PROBLEM DETAILS:
Answer these questions from the Celeste review.
1. Which developers made Celeste?
2. What is the name of the ghost concierge who looks after the mountain's resort?
3. What does the player keep suspended on-screen in the mini-game that Theo suggests?

SELECTION:
* * * * * * * * *

In order to throughly examine this work and provide fair criticism, this article contains spoilers.
You have been warned.
What does it mean to try and fail? When you’re young, maybe in your early twenties, still enamored with a certain sense of wonder in the world, but unconvinced of your own abilities to grasp at it, what should propel you towards success? For some few, their lives are more or less regimented into a series of Five Year Plans--stepping stones for success on an incline, with maybe the occasional side step or stumble. For most of us, life is not so gracious. Most of us see a predictable path of failure that seems so inevitable that we feel we shouldn’t try in the first place. That incessant nagging voice in your head threatens you with possibilities of life-long failure, bringing up past mistakes and missteps to fuel its own self-deprecating ego. You push it away the first time and clamber up the side of that mountain, but you fall. You fall down, and the voice gets louder. Do you try again? How would you even begin? Is failure just a series of learning experiences? Or, rather, is it what you fear--has that sinister voice been right all along?
This ceaseless struggle is the underpinning of Celeste, a platformer by developers Matt Thorson and Noel Berry that is in the same vein as Super Meat Boy with all the young-adult angst of Life is Strange. The mashup may seem jarring, but the game’s larger message of perseverance and self-care in the face of hardship meshes incredibly well with the seemingly impossible-to-conquer level design. Tight controls combined with a fair and forgiving checkpoint system make for gameplay that propels you forward while making you feel grateful and accomplished for every tiny victory along the way.
In Celeste, you play as Madeline, a young twenty-something with vague motivations who is nonetheless intent on climbing to the summit of Celeste Mountain. The game makes it clear from the outset that something is strange about this mountain. A creepy old woman, named Granny, living near the base hurls insults and mockery at Madeline as she passes, casting doubt on her ability to conquer the climb. Almost immediately after Madeline begins her trek, strange things begin to happen. A demonic doppelganger named “Badeline” begins to sabotage Madeline at every opportunity, whether that be stalling a ski lift or aggressively pursuing her through her dreams. The game makes it clear early on that Badeline is a representation of Madeline’s inner conflict--an all too familiar mixture of depression, anxiety, and mediocre accomplishments. Madeline persists despite these hardships, but the mountain doesn’t simply allow her to push these negative thoughts away. Mental illness demands to be acknowledged, and that acknowledgment is what leads to healing.
Among the cast of characters is also a young guy named Theo, a sort of acquaintance/older brother figure for Madeline, and Mr. Oshiro, a ghost concierge who continues to look after Celeste Mountain’s dilapidated resort. Over the course of her journey, Madeline interacts genuinely with these characters quite regularly. Her relationship with Theo progresses from climbing companions to close friends as the two face various challenges on their way up the mountain. Their interactions with one another feel very natural and the slow build of that relationship earns its place by the end of the story. By Chapter 3, which takes place in the aforementioned ghost hotel, the duo have only run into each other a handful of times. So when Theo warns Madeline that she should escape from the resort as soon as possible, her refusal and his subsequent acceptance of that refusal feels totally natural for two people who really don’t have any history. As the climb continues, the two begin to rely on each other in tough situations, both physically and emotionally. A scene with the two riding a gondola lift demonstrates the necessity of emotional support structures, and features a extremely brief, yet pleasant mini-game designed to ease Madeline’s panic attacks. The minigame is suggested by Theo and involves keeping a feather suspended on-screen in a small white box. The idea is that Madeline’s breath is keeping the feather afloat, and the return of this game later on, when Madeline is alone and desperate, shows the impact that friendship and self-care techniques can have on an individual’s struggle with mental health.

* * * * * * * * *

AVAILABLE DATA:
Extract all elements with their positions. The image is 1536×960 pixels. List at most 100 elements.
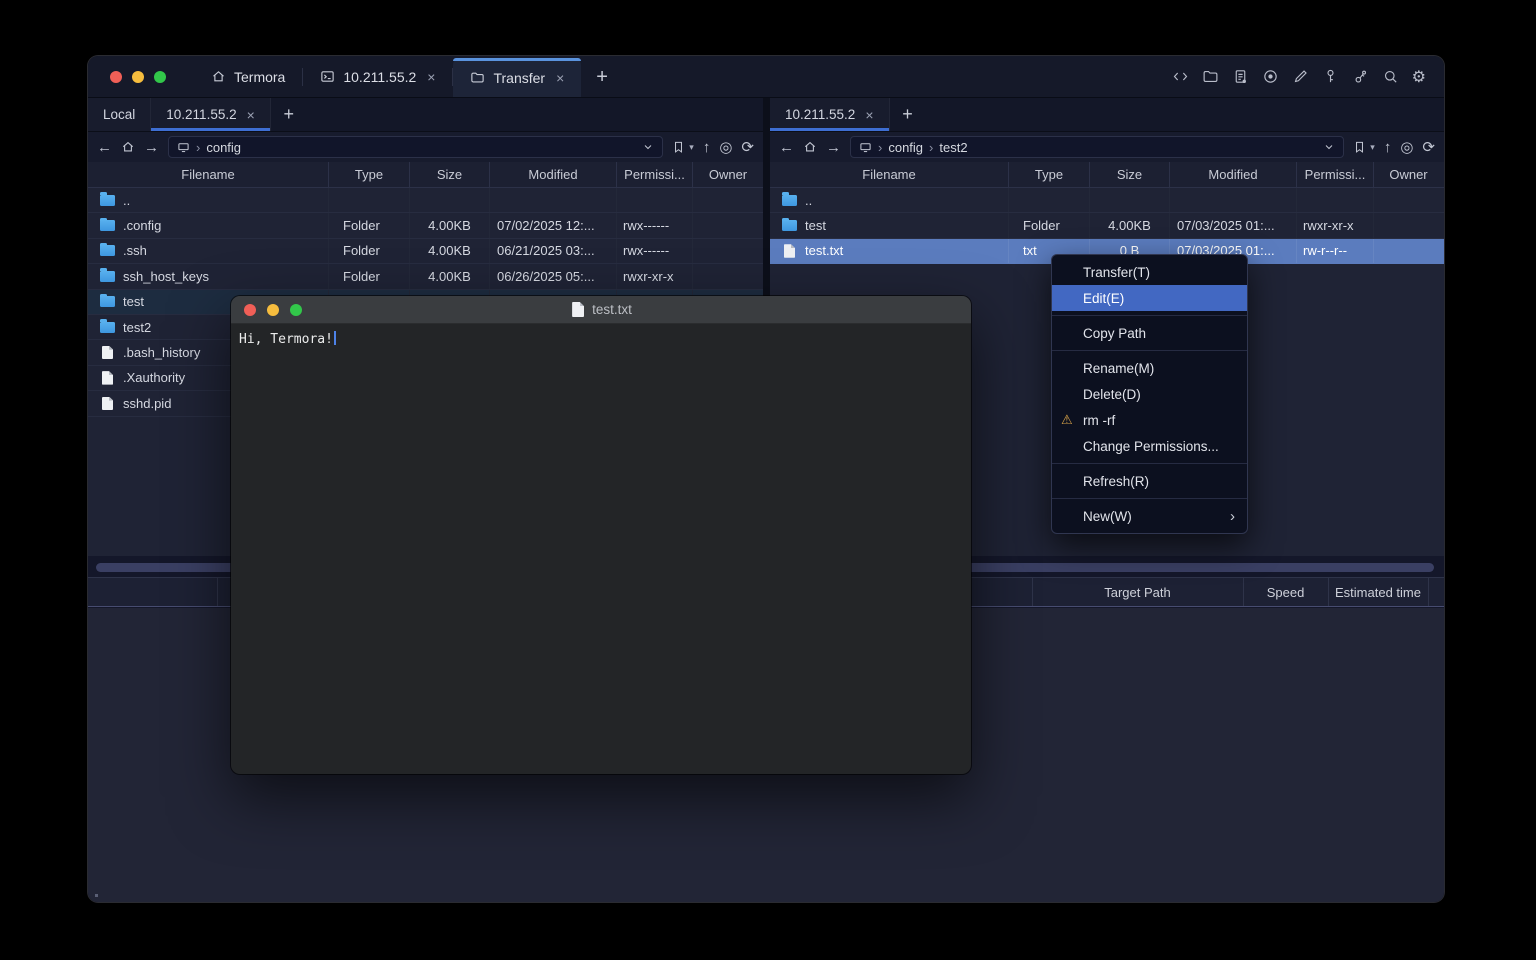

* * * * * * * * *

CORRECT RESULT:
1. Matt Thorson and Noel Berry
2. Mr. Oshiro
3. A feather, kept afloat in a small white box